### Written exercise
State the number of lines in the material below that have "subtitle" in them, without any other text.

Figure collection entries

####

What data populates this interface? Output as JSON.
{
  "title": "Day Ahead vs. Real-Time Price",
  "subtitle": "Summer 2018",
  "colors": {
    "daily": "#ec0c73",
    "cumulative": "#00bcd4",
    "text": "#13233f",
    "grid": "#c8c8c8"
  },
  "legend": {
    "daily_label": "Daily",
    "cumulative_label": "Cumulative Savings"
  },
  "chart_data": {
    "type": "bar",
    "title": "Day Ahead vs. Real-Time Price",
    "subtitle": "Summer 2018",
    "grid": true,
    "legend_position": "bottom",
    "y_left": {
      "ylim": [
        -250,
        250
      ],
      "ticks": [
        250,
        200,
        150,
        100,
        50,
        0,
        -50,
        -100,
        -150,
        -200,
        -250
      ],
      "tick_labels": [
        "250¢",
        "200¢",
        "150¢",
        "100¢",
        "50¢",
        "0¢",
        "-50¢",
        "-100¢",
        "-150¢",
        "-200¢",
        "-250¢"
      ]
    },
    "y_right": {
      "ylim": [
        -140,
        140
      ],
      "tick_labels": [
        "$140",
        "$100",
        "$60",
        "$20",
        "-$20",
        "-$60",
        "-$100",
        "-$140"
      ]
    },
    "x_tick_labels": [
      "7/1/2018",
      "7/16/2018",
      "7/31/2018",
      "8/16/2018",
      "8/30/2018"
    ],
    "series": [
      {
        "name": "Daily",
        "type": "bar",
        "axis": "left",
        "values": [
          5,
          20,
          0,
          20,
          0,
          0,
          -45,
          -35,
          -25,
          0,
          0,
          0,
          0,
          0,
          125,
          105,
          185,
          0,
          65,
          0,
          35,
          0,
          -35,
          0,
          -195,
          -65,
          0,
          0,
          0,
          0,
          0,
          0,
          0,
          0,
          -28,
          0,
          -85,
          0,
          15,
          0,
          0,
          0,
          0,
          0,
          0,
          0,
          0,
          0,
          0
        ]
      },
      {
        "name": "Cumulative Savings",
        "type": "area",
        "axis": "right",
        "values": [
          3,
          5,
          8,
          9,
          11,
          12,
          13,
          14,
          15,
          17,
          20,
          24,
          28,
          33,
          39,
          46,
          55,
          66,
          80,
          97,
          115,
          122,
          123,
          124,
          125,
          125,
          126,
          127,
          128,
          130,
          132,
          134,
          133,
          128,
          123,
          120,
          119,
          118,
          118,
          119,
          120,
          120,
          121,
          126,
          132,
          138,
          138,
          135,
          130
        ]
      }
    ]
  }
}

####

### Response to the exercise
2